▼▼▼
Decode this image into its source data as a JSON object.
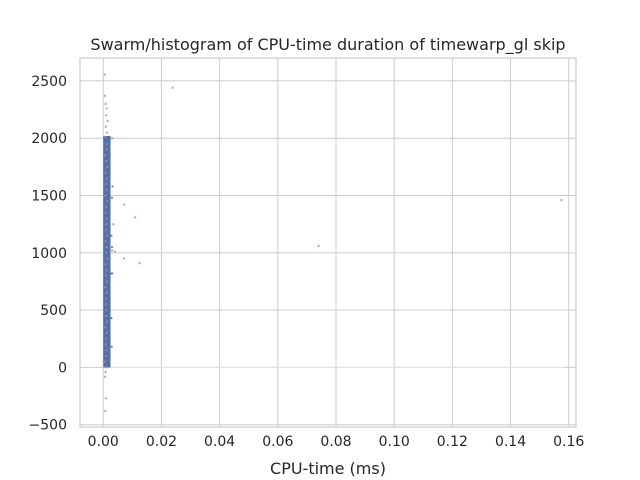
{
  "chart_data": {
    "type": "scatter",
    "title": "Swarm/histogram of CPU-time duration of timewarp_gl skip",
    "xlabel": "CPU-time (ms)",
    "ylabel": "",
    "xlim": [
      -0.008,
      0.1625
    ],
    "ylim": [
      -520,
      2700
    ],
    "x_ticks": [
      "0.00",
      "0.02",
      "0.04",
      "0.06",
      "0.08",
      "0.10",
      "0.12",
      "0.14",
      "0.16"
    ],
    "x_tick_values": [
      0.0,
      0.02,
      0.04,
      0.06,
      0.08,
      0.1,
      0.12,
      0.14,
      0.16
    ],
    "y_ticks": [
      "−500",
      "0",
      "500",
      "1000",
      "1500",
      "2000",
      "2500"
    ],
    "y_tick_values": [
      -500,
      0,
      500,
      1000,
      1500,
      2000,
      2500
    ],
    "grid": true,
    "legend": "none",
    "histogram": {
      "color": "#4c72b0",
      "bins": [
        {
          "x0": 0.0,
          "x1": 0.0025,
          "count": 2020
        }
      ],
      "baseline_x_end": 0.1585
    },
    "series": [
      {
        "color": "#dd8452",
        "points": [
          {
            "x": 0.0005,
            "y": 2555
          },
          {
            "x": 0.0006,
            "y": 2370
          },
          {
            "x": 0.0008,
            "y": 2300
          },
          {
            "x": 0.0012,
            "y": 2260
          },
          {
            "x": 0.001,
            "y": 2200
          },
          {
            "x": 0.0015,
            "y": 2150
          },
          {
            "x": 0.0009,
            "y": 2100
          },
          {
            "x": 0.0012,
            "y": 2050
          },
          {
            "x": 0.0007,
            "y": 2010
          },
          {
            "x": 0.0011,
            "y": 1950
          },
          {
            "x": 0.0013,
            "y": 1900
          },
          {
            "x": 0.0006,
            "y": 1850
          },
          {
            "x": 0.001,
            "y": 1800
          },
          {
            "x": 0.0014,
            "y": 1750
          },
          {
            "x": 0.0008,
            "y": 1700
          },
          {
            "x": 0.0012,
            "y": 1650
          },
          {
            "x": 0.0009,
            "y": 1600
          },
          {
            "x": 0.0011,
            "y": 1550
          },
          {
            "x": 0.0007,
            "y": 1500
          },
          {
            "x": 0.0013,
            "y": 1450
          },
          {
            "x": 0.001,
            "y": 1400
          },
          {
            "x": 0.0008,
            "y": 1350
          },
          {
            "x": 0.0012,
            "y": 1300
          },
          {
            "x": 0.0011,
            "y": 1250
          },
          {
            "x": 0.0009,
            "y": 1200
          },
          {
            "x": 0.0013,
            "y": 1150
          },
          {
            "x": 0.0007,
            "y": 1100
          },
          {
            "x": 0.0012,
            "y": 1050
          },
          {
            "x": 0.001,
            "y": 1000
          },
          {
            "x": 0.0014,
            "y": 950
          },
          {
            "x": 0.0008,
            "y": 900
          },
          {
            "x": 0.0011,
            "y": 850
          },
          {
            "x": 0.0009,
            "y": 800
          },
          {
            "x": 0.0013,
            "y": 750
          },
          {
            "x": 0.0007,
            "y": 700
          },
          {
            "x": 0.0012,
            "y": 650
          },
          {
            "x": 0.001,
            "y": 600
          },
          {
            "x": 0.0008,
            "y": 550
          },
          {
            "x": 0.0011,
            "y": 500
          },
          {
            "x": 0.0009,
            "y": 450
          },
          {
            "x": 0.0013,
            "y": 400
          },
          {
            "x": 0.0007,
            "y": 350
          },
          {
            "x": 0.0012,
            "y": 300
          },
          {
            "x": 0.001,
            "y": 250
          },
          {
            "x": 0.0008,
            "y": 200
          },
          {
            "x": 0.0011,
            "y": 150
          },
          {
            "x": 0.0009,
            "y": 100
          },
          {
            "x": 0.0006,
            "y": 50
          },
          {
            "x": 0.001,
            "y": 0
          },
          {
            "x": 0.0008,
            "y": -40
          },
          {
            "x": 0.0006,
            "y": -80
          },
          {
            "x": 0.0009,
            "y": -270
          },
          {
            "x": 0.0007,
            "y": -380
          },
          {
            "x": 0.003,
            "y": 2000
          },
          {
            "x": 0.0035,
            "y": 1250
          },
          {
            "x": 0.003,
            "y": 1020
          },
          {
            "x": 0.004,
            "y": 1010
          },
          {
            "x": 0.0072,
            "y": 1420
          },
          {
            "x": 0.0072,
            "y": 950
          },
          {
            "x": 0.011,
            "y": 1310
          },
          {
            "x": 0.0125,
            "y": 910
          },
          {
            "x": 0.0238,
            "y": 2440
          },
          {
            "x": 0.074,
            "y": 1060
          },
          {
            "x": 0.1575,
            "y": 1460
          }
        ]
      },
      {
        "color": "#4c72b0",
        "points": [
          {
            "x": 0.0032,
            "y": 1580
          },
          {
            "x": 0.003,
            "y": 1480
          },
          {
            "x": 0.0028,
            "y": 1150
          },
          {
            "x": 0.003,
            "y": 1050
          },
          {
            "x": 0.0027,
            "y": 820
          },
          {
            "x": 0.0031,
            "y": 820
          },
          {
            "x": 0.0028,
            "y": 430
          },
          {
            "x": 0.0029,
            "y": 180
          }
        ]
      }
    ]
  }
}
▲▲▲
▼▼▼
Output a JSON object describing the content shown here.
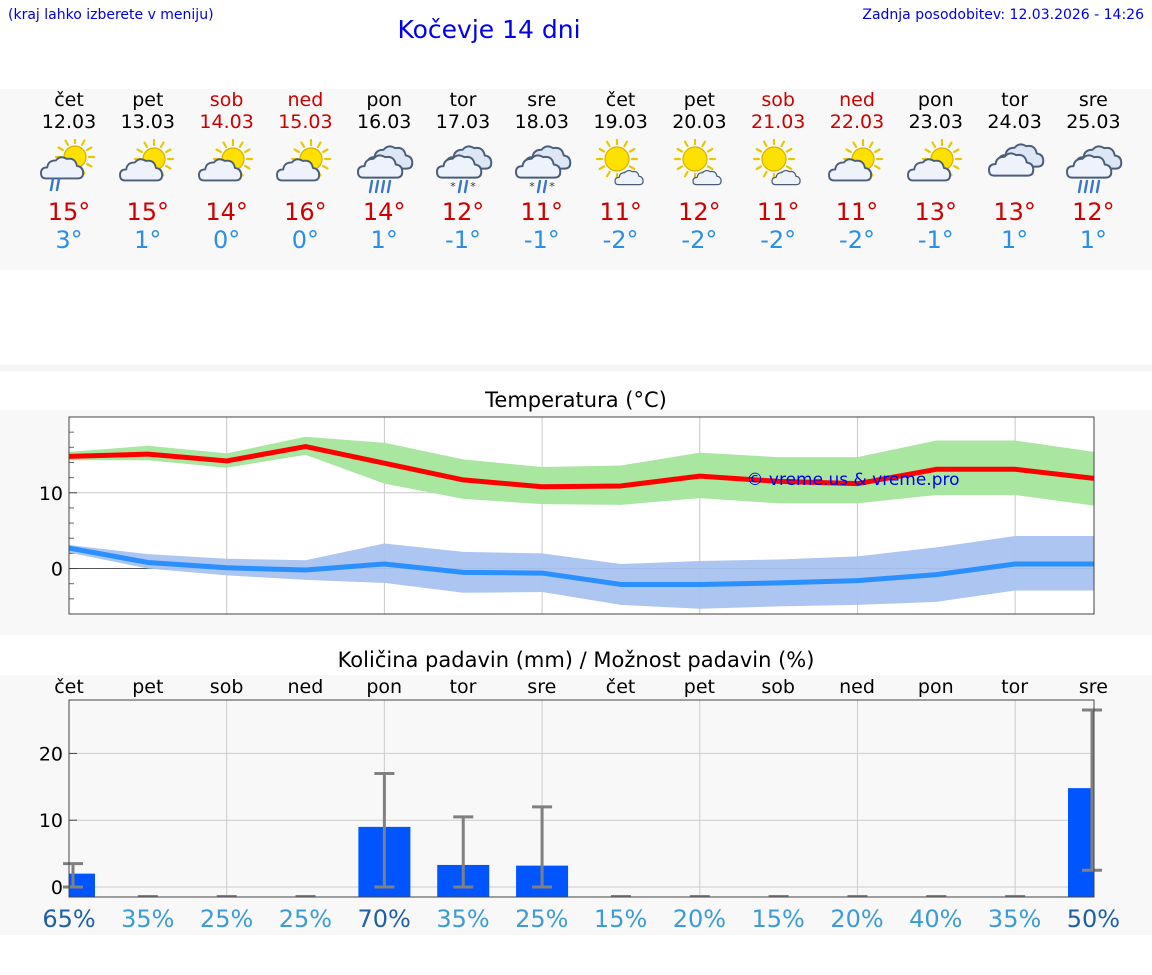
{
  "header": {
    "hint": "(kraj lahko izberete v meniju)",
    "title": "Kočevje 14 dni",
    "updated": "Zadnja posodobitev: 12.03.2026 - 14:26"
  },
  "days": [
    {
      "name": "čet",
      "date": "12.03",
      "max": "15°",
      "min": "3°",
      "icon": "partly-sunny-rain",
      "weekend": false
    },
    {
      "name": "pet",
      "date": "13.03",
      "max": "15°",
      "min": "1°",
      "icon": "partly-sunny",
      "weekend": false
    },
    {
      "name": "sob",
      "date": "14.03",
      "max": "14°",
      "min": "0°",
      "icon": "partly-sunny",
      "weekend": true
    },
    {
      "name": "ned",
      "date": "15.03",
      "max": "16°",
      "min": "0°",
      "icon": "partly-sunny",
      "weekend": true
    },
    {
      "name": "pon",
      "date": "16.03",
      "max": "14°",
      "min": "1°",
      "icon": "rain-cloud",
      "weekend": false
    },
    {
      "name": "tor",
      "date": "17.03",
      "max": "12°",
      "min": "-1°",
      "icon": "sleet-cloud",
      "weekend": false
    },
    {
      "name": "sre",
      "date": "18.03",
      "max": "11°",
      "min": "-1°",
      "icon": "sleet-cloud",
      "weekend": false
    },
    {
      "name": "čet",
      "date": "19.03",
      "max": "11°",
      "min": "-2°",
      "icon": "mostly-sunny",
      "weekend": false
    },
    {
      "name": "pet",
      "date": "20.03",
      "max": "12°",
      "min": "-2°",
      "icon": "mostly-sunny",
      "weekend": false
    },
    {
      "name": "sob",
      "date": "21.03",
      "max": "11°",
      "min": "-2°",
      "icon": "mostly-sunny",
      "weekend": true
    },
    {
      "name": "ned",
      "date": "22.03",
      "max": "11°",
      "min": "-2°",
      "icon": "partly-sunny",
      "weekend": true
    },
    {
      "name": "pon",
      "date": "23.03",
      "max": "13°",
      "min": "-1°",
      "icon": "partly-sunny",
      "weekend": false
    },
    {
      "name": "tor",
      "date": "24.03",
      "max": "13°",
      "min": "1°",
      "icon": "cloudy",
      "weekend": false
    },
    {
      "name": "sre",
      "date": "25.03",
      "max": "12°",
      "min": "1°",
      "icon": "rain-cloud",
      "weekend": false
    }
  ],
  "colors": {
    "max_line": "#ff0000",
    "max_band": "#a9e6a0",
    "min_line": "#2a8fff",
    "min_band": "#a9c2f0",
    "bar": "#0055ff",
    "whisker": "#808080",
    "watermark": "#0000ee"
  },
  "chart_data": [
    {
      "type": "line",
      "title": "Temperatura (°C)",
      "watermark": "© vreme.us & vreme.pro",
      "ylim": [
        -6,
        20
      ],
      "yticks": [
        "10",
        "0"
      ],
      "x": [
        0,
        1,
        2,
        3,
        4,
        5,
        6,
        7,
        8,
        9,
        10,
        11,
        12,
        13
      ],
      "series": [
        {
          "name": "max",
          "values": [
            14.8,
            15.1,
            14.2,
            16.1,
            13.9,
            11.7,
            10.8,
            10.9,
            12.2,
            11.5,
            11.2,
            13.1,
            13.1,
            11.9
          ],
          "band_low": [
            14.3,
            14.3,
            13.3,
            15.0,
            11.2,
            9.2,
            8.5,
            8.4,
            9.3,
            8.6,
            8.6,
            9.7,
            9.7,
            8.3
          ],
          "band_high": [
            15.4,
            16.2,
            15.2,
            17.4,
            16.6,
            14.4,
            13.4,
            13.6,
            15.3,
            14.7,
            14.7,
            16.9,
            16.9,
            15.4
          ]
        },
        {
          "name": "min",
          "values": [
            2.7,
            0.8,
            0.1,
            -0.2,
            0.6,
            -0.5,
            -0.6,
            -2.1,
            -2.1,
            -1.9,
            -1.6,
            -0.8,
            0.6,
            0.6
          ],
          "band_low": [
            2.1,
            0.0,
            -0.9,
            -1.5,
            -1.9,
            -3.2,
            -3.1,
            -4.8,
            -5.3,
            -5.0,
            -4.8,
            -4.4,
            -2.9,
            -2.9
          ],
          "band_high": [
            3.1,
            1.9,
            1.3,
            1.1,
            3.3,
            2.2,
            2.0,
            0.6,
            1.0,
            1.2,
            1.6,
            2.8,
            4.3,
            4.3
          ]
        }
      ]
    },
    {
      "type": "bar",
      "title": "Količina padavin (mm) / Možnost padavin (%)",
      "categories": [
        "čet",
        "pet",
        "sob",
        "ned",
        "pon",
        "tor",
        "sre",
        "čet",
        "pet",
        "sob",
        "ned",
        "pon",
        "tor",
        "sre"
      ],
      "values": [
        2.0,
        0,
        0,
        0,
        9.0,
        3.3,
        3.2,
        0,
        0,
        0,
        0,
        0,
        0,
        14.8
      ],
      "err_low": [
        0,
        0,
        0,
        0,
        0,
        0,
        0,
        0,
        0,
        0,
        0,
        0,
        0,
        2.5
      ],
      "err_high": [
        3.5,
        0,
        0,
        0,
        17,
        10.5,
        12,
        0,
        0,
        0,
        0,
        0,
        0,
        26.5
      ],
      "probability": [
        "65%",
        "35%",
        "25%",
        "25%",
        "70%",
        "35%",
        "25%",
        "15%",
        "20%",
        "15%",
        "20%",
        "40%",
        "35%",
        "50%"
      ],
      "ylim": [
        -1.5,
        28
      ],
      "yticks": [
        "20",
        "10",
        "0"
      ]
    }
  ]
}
▲▲▲
- Instructions to follow: Note how many lines in the material hold the word "title", and give that number with nothing added.

- Output for this task: 4